Omit every picture, then give all the entries again exactly.

Stored entries:

--- START ---

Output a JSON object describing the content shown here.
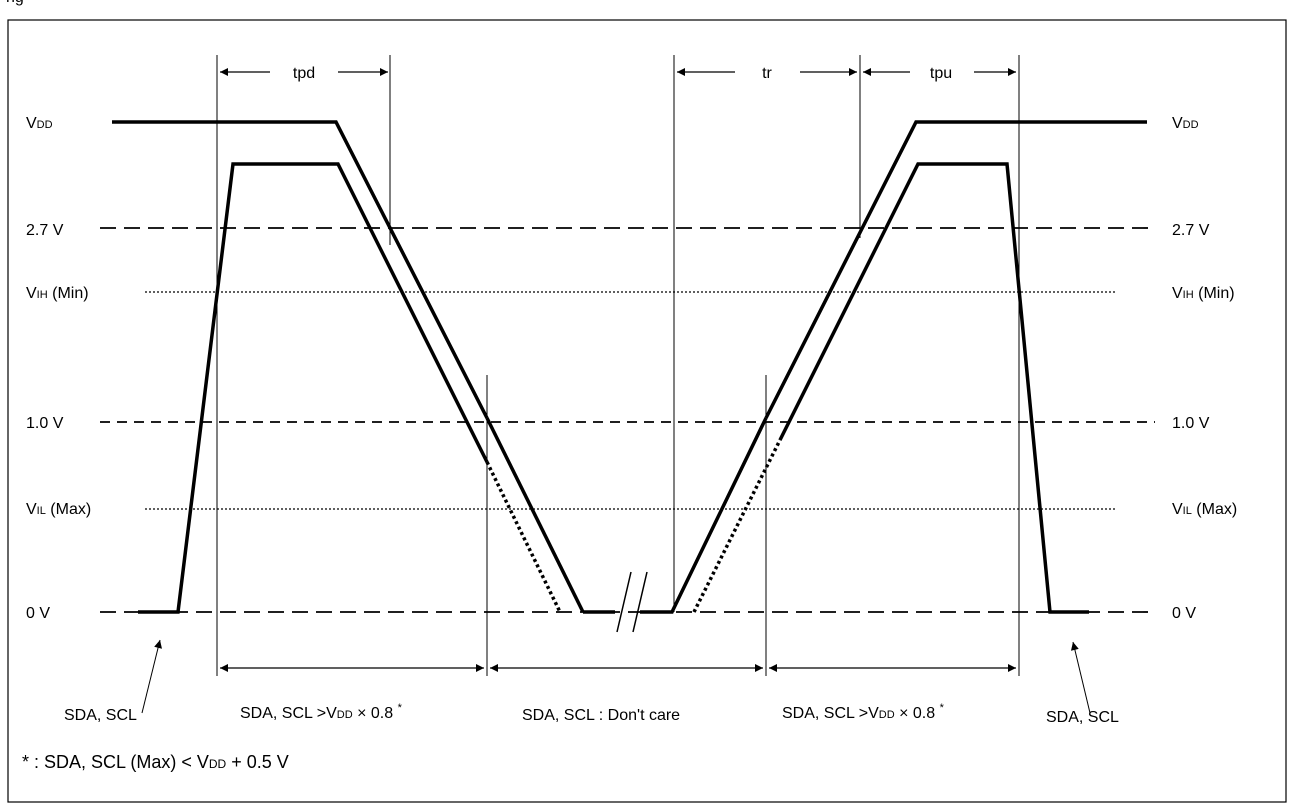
{
  "header_partial": "ng",
  "timing": {
    "tpd": "tpd",
    "tr": "tr",
    "tpu": "tpu"
  },
  "levels": {
    "vdd": {
      "main": "V",
      "sub": "DD"
    },
    "v27": "2.7 V",
    "vih": {
      "main": "V",
      "sub": "IH",
      "rest": " (Min)"
    },
    "v10": "1.0 V",
    "vil": {
      "main": "V",
      "sub": "IL",
      "rest": " (Max)"
    },
    "v0": "0 V"
  },
  "regions": {
    "left_pin": "SDA, SCL",
    "right_pin": "SDA, SCL",
    "cond_left": {
      "a": "SDA, SCL >V",
      "sub": "DD",
      "b": " × 0.8 ",
      "star": "*"
    },
    "dont_care": "SDA, SCL : Don't care",
    "cond_right": {
      "a": "SDA, SCL >V",
      "sub": "DD",
      "b": " × 0.8 ",
      "star": "*"
    }
  },
  "footnote": {
    "a": "* : SDA, SCL (Max) < V",
    "sub": "DD",
    "b": " + 0.5 V"
  }
}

--- END ---

## Written solution
Output a JSON object describing the content shown here.
{
  "header_partial": "ng",
  "timing": {
    "tpd": "tpd",
    "tr": "tr",
    "tpu": "tpu"
  },
  "levels": {
    "vdd": {
      "main": "V",
      "sub": "DD"
    },
    "v27": "2.7 V",
    "vih": {
      "main": "V",
      "sub": "IH",
      "rest": " (Min)"
    },
    "v10": "1.0 V",
    "vil": {
      "main": "V",
      "sub": "IL",
      "rest": " (Max)"
    },
    "v0": "0 V"
  },
  "regions": {
    "left_pin": "SDA, SCL",
    "right_pin": "SDA, SCL",
    "cond_left": {
      "a": "SDA, SCL >V",
      "sub": "DD",
      "b": " × 0.8 ",
      "star": "*"
    },
    "dont_care": "SDA, SCL : Don't care",
    "cond_right": {
      "a": "SDA, SCL >V",
      "sub": "DD",
      "b": " × 0.8 ",
      "star": "*"
    }
  },
  "footnote": {
    "a": "* : SDA, SCL (Max) < V",
    "sub": "DD",
    "b": " + 0.5 V"
  }
}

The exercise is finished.